(Chart and figure data)
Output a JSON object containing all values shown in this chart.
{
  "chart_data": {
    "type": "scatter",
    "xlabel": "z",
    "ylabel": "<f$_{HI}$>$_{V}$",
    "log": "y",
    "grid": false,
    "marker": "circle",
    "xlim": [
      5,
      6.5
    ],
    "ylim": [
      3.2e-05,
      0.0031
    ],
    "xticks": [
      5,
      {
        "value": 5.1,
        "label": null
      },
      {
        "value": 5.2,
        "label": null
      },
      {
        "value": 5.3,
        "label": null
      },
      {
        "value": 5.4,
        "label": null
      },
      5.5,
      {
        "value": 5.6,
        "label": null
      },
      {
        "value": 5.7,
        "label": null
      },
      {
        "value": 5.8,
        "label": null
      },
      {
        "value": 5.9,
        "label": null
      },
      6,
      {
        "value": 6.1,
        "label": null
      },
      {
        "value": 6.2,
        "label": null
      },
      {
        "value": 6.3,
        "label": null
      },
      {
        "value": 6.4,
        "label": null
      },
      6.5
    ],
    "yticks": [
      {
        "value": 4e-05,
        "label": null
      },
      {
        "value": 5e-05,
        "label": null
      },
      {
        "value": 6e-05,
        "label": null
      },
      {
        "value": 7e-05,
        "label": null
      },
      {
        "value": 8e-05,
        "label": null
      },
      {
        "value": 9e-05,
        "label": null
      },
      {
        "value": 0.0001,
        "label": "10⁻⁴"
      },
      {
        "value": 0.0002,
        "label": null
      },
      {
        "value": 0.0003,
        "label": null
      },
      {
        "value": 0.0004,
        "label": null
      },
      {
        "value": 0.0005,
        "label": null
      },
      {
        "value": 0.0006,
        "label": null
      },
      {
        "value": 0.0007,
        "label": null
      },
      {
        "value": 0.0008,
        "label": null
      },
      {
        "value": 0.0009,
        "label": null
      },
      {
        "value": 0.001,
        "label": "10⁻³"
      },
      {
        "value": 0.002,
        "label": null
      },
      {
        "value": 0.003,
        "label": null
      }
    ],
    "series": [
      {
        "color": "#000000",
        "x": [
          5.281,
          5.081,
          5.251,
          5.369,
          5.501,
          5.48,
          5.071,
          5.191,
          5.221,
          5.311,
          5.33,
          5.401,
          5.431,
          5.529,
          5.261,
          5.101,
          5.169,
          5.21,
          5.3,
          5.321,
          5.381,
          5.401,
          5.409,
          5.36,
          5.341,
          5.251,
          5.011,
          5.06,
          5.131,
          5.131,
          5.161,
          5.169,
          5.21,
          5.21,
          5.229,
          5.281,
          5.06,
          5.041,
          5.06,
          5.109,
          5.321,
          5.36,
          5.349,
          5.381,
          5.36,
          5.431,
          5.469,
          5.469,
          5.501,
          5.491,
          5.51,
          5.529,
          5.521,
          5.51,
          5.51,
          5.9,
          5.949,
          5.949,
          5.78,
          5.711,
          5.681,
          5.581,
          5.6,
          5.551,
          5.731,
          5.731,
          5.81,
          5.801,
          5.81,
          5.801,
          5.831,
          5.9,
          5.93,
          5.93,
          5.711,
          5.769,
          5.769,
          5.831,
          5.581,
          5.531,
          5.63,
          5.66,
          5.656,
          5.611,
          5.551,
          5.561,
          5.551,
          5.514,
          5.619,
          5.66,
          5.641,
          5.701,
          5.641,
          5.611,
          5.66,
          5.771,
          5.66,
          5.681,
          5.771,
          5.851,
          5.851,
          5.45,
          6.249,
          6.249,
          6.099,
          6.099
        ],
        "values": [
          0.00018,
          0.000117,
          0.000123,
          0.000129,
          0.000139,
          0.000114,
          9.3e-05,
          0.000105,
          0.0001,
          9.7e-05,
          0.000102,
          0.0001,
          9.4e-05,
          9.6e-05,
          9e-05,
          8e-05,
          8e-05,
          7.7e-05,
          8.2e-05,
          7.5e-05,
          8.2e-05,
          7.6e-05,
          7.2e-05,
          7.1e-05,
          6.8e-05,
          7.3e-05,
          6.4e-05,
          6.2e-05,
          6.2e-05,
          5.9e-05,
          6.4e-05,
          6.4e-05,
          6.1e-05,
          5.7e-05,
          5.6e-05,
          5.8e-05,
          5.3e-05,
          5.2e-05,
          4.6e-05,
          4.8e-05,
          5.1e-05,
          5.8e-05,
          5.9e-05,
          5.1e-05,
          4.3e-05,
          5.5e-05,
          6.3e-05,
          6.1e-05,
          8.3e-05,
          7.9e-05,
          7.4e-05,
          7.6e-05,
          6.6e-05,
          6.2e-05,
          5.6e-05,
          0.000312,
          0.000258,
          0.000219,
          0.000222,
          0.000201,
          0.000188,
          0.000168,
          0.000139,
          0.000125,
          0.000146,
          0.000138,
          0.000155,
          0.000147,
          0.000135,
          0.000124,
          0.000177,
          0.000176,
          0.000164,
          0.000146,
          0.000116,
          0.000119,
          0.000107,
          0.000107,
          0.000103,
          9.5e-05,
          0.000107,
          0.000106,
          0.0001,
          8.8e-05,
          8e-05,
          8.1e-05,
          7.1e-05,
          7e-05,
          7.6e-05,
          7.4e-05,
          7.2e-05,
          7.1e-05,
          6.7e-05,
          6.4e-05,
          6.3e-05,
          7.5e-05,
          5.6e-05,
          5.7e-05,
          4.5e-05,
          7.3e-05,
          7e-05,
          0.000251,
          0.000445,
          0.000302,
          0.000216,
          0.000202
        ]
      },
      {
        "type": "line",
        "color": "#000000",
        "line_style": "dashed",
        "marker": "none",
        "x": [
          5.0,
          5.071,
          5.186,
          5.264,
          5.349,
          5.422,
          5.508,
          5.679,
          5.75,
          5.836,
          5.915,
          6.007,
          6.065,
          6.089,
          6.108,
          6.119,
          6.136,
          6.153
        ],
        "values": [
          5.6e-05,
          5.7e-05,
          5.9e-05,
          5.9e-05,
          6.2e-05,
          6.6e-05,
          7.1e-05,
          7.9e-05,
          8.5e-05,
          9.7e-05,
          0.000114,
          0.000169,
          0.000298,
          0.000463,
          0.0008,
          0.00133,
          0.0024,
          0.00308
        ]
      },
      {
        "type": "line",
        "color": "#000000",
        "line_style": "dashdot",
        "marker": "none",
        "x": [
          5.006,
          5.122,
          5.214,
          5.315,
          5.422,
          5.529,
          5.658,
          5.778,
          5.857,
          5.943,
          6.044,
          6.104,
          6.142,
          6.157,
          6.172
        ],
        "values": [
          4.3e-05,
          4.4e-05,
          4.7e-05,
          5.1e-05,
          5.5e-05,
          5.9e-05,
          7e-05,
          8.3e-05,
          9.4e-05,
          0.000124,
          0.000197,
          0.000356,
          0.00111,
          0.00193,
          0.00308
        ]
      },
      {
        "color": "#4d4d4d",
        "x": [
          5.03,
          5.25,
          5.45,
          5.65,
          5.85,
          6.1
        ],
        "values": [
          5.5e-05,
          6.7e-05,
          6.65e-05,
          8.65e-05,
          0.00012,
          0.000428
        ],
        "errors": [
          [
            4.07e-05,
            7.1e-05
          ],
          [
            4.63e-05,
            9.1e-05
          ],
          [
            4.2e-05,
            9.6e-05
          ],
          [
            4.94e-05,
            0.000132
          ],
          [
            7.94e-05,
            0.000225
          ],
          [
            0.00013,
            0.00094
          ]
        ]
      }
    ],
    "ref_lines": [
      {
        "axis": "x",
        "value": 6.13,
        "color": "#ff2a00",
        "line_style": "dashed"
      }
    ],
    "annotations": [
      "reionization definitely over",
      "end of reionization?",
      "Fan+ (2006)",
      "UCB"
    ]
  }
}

→ WORK REQUIRED:
Find the word "dashed" in the data and show each line that holds it.

→ RESULT:
        "line_style": "dashed",
        "line_style": "dashed"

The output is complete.